*SOURCE INFORMATION*
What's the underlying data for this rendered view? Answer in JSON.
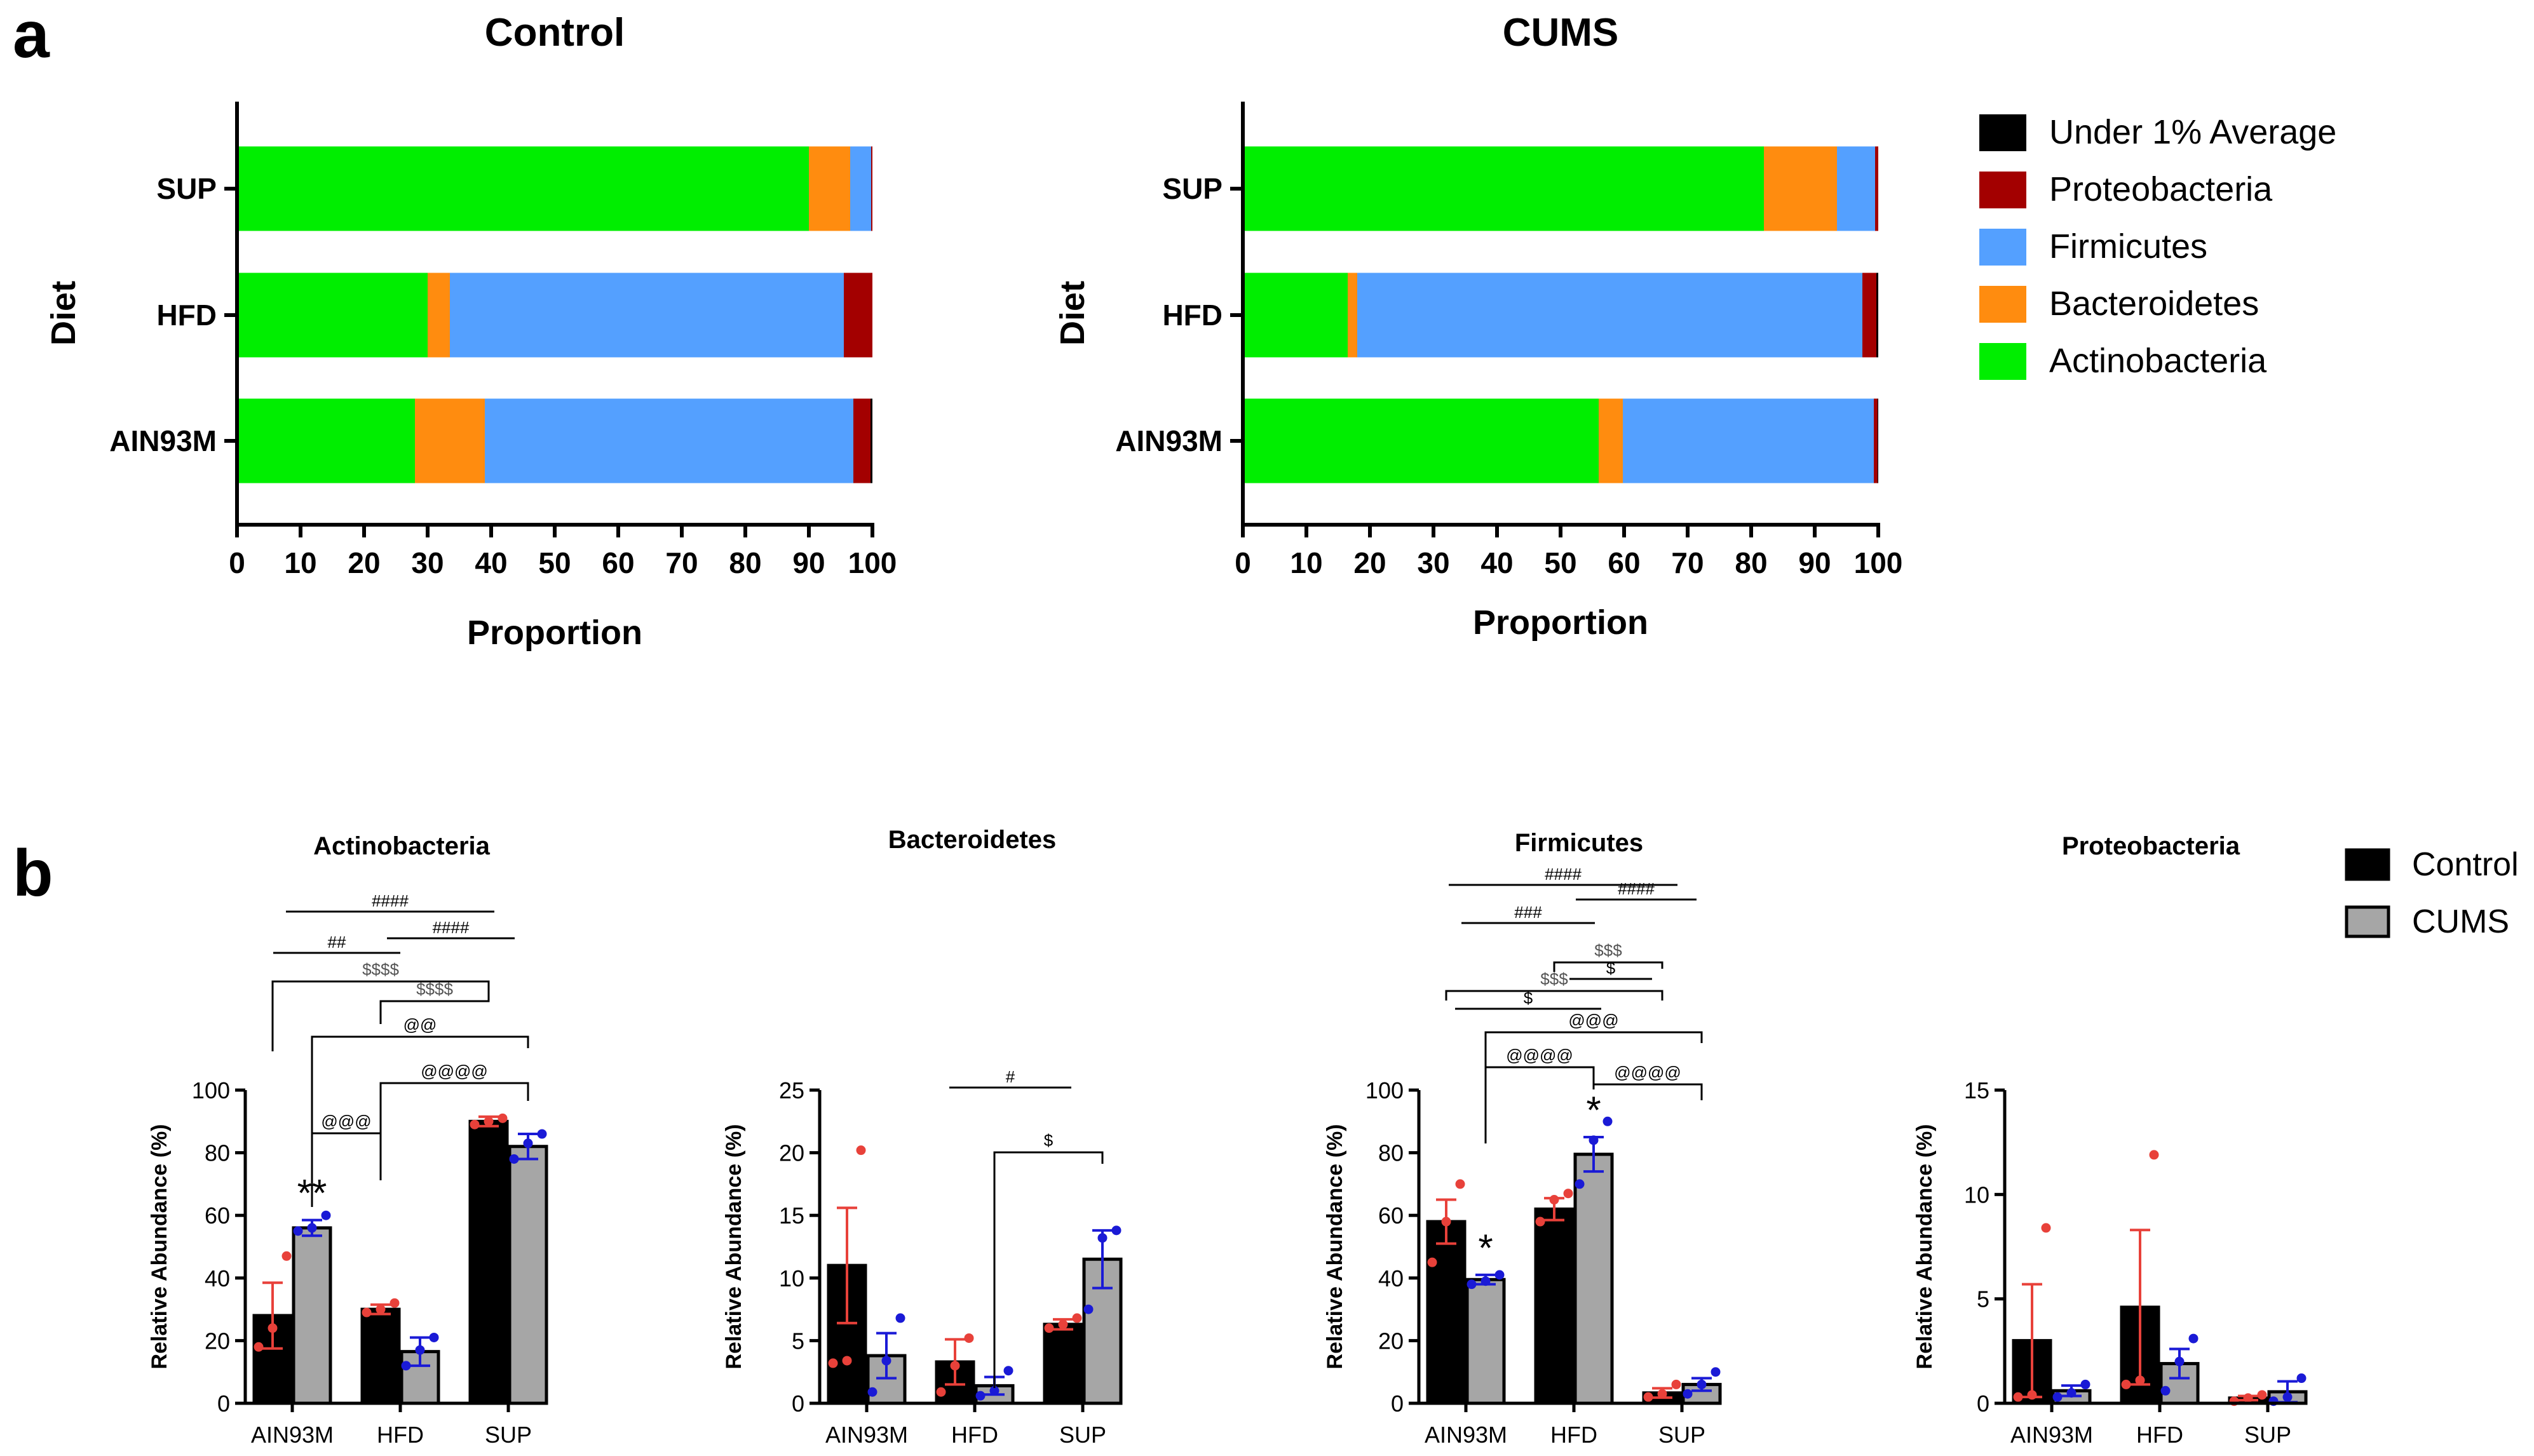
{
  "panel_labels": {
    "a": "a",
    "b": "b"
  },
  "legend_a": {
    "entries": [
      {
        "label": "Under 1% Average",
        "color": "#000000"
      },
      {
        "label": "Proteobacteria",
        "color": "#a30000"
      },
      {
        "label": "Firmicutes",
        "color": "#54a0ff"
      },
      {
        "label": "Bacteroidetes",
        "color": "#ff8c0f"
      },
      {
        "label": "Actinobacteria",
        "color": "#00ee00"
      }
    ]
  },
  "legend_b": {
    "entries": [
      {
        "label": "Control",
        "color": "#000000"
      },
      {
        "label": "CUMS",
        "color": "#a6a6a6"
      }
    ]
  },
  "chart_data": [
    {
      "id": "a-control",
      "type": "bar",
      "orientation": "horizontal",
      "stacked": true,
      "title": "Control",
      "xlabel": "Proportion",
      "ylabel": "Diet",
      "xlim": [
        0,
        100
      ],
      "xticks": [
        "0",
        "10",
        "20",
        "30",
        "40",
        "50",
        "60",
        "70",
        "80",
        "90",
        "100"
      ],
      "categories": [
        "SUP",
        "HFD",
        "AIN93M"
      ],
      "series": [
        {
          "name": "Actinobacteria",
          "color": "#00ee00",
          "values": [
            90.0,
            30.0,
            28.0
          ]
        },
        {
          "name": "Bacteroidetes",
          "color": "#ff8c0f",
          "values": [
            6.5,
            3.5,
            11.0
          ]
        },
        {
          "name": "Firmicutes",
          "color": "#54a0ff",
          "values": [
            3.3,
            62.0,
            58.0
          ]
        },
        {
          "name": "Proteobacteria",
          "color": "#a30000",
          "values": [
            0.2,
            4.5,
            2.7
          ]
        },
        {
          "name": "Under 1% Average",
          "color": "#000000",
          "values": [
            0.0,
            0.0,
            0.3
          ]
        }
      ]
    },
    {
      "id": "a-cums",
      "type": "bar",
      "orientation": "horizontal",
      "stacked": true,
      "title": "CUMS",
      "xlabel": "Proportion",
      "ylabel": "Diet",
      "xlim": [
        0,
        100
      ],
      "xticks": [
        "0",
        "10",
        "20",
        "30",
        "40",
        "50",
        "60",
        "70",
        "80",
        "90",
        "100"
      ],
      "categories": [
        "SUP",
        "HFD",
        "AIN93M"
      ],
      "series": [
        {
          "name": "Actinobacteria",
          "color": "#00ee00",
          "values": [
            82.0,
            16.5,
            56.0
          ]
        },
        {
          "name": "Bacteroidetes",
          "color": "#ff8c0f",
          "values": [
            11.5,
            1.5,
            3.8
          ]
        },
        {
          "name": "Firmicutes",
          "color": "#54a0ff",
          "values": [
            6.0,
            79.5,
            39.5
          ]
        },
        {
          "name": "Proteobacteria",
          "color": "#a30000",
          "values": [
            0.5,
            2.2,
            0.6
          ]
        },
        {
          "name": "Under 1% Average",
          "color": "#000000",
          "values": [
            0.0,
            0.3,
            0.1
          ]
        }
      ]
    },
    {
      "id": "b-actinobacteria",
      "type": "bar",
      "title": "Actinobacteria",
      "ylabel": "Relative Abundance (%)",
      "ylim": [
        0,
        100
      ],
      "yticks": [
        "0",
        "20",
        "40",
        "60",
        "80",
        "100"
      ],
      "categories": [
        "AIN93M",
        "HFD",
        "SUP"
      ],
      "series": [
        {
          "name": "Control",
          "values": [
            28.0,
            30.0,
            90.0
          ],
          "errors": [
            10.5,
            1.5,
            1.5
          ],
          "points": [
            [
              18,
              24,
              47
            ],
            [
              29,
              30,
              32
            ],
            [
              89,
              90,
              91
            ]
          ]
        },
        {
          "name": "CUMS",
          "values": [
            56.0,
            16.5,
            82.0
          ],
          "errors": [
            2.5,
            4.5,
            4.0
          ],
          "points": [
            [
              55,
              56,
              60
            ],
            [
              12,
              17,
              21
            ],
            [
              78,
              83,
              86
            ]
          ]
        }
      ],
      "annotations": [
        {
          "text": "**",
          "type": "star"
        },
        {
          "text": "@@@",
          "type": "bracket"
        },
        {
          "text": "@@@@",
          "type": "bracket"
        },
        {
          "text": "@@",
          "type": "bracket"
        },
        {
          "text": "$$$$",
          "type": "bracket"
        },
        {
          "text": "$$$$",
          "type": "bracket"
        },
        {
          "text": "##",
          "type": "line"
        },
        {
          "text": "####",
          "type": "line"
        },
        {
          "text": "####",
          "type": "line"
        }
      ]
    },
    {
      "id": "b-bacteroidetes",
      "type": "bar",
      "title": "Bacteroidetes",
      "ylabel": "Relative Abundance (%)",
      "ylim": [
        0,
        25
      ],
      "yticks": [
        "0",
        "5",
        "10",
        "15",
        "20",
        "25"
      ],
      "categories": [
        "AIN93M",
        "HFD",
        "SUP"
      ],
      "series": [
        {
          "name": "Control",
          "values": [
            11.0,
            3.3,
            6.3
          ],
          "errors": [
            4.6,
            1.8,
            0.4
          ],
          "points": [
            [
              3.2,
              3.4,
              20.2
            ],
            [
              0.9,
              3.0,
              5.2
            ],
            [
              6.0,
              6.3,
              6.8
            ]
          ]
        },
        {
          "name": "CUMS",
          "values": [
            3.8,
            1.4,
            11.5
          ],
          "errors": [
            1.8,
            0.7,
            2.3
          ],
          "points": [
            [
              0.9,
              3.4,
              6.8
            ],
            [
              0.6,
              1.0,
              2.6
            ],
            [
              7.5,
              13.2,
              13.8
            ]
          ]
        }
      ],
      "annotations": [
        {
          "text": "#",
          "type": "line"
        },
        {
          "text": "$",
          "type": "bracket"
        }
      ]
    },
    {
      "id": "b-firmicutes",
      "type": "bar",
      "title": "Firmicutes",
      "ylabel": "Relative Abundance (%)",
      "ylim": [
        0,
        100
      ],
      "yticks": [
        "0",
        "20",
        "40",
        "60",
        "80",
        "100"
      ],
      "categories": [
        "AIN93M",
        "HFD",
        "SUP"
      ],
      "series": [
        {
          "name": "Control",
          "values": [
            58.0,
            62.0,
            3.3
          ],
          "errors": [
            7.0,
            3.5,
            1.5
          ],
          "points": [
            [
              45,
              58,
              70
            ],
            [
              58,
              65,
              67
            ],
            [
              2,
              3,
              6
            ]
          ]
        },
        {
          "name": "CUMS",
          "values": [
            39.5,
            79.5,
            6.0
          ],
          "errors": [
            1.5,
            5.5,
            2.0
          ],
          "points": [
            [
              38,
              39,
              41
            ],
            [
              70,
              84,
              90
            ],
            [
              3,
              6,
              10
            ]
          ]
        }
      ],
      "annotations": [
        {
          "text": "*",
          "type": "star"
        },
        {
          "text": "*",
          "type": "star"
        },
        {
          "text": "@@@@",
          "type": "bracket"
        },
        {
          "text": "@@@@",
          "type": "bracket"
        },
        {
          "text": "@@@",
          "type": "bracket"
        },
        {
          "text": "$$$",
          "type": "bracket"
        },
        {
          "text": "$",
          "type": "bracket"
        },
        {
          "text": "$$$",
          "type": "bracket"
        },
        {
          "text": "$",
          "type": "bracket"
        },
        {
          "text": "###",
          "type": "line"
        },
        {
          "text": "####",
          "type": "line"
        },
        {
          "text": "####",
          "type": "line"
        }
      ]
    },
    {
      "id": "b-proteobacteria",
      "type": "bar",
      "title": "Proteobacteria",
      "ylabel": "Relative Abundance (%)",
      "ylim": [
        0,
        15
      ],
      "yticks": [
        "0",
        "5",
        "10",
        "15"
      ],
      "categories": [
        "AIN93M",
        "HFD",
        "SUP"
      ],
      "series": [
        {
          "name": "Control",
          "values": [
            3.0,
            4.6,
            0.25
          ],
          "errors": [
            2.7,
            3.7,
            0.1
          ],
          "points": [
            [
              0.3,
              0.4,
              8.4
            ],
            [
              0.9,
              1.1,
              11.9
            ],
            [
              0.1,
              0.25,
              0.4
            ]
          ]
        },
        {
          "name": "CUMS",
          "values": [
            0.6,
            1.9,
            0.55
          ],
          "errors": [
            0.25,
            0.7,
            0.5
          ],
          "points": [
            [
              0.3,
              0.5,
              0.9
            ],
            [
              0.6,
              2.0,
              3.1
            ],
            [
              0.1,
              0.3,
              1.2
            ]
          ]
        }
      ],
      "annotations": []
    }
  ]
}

*REQUIRED WORK*
Reproduce every line of the records containing the string "title".

*REPLY TO THE TASK*
      "title": "Control",
      "title": "CUMS",
      "title": "Actinobacteria",
      "title": "Bacteroidetes",
      "title": "Firmicutes",
      "title": "Proteobacteria",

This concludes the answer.